Output all lines exactly, with nothing added or dropped.

-- start of Records for this task --

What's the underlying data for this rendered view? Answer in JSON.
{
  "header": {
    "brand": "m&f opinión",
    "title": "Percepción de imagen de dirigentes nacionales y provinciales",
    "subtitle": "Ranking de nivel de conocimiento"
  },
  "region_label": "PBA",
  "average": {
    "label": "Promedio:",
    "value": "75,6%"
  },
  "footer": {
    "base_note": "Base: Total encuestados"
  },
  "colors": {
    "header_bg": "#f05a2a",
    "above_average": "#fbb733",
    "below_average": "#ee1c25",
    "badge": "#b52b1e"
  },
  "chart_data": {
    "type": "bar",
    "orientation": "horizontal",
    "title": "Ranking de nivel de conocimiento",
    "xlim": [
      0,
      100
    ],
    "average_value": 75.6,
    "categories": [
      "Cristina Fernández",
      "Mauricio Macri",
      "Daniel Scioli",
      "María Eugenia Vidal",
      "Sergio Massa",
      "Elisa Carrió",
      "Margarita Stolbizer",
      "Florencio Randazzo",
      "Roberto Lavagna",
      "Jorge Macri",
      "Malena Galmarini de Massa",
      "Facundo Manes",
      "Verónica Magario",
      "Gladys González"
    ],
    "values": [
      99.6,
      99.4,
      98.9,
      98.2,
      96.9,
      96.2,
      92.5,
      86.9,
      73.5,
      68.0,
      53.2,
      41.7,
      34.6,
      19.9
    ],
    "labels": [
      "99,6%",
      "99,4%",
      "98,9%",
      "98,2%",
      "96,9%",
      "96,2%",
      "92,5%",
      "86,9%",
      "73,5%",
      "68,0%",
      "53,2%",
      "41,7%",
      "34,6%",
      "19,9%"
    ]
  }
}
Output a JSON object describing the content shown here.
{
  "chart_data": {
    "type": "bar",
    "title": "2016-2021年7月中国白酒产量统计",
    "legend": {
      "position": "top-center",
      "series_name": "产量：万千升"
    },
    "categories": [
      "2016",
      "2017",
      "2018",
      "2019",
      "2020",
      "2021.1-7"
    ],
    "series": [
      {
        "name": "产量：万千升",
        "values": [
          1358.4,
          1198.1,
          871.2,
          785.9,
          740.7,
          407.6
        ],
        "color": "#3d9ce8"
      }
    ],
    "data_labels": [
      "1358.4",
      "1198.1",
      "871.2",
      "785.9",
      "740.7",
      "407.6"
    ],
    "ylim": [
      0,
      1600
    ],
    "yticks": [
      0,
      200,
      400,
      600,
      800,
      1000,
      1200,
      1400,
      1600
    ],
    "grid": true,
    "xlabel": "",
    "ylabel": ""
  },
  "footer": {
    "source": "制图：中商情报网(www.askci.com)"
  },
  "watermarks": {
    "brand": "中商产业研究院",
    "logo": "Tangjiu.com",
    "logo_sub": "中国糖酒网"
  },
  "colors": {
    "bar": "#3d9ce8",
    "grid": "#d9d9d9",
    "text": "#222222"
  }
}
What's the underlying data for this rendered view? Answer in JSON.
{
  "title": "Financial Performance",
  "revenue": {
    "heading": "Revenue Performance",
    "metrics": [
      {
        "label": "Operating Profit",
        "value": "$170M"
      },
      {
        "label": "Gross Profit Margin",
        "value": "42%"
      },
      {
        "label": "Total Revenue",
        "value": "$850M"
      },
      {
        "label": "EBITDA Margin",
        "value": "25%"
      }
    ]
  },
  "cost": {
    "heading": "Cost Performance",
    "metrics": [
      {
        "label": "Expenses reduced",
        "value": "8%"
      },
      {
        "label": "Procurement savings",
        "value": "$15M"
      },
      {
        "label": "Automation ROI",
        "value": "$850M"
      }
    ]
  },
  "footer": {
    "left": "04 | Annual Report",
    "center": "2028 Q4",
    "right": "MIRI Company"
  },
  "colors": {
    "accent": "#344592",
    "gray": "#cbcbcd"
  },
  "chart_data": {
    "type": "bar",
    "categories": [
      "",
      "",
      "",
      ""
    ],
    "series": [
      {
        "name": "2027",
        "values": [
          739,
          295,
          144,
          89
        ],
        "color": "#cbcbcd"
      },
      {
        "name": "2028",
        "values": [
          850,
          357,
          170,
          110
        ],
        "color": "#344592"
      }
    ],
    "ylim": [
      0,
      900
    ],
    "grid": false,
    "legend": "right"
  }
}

-- end of Records for this task --

Task output —
What's the underlying data for this rendered view? Answer in JSON.
{
  "header": {
    "brand": "m&f opinión",
    "title": "Percepción de imagen de dirigentes nacionales y provinciales",
    "subtitle": "Ranking de nivel de conocimiento"
  },
  "region_label": "PBA",
  "average": {
    "label": "Promedio:",
    "value": "75,6%"
  },
  "footer": {
    "base_note": "Base: Total encuestados"
  },
  "colors": {
    "header_bg": "#f05a2a",
    "above_average": "#fbb733",
    "below_average": "#ee1c25",
    "badge": "#b52b1e"
  },
  "chart_data": {
    "type": "bar",
    "orientation": "horizontal",
    "title": "Ranking de nivel de conocimiento",
    "xlim": [
      0,
      100
    ],
    "average_value": 75.6,
    "categories": [
      "Cristina Fernández",
      "Mauricio Macri",
      "Daniel Scioli",
      "María Eugenia Vidal",
      "Sergio Massa",
      "Elisa Carrió",
      "Margarita Stolbizer",
      "Florencio Randazzo",
      "Roberto Lavagna",
      "Jorge Macri",
      "Malena Galmarini de Massa",
      "Facundo Manes",
      "Verónica Magario",
      "Gladys González"
    ],
    "values": [
      99.6,
      99.4,
      98.9,
      98.2,
      96.9,
      96.2,
      92.5,
      86.9,
      73.5,
      68.0,
      53.2,
      41.7,
      34.6,
      19.9
    ],
    "labels": [
      "99,6%",
      "99,4%",
      "98,9%",
      "98,2%",
      "96,9%",
      "96,2%",
      "92,5%",
      "86,9%",
      "73,5%",
      "68,0%",
      "53,2%",
      "41,7%",
      "34,6%",
      "19,9%"
    ]
  }
}
Output a JSON object describing the content shown here.
{
  "chart_data": {
    "type": "bar",
    "title": "2016-2021年7月中国白酒产量统计",
    "legend": {
      "position": "top-center",
      "series_name": "产量：万千升"
    },
    "categories": [
      "2016",
      "2017",
      "2018",
      "2019",
      "2020",
      "2021.1-7"
    ],
    "series": [
      {
        "name": "产量：万千升",
        "values": [
          1358.4,
          1198.1,
          871.2,
          785.9,
          740.7,
          407.6
        ],
        "color": "#3d9ce8"
      }
    ],
    "data_labels": [
      "1358.4",
      "1198.1",
      "871.2",
      "785.9",
      "740.7",
      "407.6"
    ],
    "ylim": [
      0,
      1600
    ],
    "yticks": [
      0,
      200,
      400,
      600,
      800,
      1000,
      1200,
      1400,
      1600
    ],
    "grid": true,
    "xlabel": "",
    "ylabel": ""
  },
  "footer": {
    "source": "制图：中商情报网(www.askci.com)"
  },
  "watermarks": {
    "brand": "中商产业研究院",
    "logo": "Tangjiu.com",
    "logo_sub": "中国糖酒网"
  },
  "colors": {
    "bar": "#3d9ce8",
    "grid": "#d9d9d9",
    "text": "#222222"
  }
}
What's the underlying data for this rendered view? Answer in JSON.
{
  "title": "Financial Performance",
  "revenue": {
    "heading": "Revenue Performance",
    "metrics": [
      {
        "label": "Operating Profit",
        "value": "$170M"
      },
      {
        "label": "Gross Profit Margin",
        "value": "42%"
      },
      {
        "label": "Total Revenue",
        "value": "$850M"
      },
      {
        "label": "EBITDA Margin",
        "value": "25%"
      }
    ]
  },
  "cost": {
    "heading": "Cost Performance",
    "metrics": [
      {
        "label": "Expenses reduced",
        "value": "8%"
      },
      {
        "label": "Procurement savings",
        "value": "$15M"
      },
      {
        "label": "Automation ROI",
        "value": "$850M"
      }
    ]
  },
  "footer": {
    "left": "04 | Annual Report",
    "center": "2028 Q4",
    "right": "MIRI Company"
  },
  "colors": {
    "accent": "#344592",
    "gray": "#cbcbcd"
  },
  "chart_data": {
    "type": "bar",
    "categories": [
      "",
      "",
      "",
      ""
    ],
    "series": [
      {
        "name": "2027",
        "values": [
          739,
          295,
          144,
          89
        ],
        "color": "#cbcbcd"
      },
      {
        "name": "2028",
        "values": [
          850,
          357,
          170,
          110
        ],
        "color": "#344592"
      }
    ],
    "ylim": [
      0,
      900
    ],
    "grid": false,
    "legend": "right"
  }
}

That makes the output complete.